• _TASK TO COMPLETE_
Find each line containing the string "title" and return it.

Begin RECORDED DATA

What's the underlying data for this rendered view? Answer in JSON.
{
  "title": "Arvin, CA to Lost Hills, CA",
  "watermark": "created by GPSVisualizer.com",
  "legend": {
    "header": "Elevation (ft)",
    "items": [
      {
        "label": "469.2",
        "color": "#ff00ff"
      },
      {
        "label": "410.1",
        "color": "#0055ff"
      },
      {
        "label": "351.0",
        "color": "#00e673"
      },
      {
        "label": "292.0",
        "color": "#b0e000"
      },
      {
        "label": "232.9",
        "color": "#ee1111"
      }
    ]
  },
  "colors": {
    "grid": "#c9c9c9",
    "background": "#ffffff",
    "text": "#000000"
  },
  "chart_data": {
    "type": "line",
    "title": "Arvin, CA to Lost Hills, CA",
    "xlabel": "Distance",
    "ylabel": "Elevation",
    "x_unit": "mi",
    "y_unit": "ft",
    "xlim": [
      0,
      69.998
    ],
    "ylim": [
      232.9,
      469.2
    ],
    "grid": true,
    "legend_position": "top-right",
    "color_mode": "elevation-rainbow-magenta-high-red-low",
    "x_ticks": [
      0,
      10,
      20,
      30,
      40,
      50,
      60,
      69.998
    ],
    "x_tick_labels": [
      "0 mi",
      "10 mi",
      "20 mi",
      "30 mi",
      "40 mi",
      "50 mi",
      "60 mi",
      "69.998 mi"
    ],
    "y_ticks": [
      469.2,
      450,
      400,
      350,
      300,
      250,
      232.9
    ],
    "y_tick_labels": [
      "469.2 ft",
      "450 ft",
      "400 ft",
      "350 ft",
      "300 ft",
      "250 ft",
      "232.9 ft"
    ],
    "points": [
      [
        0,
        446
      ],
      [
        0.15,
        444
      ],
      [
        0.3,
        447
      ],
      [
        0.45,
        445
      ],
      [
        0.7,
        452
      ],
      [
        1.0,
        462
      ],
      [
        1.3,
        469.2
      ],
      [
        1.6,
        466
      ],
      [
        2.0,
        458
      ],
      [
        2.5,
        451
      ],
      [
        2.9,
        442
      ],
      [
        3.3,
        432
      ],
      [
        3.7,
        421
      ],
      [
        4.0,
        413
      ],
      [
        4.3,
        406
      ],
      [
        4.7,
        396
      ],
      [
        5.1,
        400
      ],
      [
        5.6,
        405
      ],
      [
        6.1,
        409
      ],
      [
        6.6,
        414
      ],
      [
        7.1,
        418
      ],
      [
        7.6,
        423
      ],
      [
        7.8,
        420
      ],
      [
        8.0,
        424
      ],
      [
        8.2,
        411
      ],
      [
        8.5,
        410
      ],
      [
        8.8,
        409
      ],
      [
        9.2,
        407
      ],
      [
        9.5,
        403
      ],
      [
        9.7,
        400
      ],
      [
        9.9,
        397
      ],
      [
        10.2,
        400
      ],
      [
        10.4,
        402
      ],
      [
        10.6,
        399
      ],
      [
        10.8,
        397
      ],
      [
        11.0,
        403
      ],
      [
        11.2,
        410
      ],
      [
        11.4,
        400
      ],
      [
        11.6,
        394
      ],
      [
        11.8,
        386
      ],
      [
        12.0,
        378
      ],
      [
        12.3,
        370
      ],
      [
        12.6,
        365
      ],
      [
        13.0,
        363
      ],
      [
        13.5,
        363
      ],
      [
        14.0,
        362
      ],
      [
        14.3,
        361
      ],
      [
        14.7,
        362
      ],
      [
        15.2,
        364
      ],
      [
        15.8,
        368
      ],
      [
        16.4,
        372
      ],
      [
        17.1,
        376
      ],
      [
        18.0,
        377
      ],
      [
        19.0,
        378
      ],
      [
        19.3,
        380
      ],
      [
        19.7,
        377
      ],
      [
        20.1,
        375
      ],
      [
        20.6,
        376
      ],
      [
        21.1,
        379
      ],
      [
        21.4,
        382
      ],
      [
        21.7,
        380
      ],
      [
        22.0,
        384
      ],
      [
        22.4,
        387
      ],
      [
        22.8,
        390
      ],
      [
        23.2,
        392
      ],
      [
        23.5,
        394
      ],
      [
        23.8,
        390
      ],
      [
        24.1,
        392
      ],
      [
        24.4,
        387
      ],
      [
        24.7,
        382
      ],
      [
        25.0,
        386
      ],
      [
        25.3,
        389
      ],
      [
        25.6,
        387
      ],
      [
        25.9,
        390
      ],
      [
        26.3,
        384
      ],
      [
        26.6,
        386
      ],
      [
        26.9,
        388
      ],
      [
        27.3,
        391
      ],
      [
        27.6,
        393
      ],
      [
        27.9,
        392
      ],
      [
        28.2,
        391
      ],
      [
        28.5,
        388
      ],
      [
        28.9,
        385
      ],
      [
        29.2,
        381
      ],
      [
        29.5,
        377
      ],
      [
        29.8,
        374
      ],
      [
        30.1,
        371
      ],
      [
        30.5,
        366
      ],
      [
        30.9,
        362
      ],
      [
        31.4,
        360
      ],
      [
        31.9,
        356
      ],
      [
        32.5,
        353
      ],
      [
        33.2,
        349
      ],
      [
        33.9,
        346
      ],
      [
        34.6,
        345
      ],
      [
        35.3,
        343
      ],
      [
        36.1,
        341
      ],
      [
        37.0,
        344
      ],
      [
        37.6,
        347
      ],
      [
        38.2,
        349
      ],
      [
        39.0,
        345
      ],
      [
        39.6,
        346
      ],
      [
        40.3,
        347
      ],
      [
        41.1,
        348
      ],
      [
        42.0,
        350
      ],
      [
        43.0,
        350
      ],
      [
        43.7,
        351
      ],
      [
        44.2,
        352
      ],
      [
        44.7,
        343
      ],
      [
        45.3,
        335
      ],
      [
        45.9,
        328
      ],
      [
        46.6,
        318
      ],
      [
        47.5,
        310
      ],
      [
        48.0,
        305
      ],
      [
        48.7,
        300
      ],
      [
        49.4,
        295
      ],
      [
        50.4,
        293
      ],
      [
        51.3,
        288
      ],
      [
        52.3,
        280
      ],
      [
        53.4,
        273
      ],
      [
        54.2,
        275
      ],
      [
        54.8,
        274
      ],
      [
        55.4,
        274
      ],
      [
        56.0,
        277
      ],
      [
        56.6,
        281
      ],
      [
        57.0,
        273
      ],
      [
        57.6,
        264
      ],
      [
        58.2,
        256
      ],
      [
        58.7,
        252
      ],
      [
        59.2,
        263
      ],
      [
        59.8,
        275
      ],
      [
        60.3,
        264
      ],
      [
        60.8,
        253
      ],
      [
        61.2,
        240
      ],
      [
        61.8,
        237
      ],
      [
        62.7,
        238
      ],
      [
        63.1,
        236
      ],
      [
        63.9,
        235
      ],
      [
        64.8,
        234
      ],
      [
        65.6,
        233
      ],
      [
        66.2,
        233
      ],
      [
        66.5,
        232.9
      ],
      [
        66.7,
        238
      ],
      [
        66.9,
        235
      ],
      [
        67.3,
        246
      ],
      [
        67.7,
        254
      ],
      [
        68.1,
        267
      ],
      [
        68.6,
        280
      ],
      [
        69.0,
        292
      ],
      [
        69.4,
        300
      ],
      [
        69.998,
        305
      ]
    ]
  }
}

End RECORDED DATA

• _REPLY TO THE EXERCISE_
  "title": "Arvin, CA to Lost Hills, CA",
    "title": "Arvin, CA to Lost Hills, CA",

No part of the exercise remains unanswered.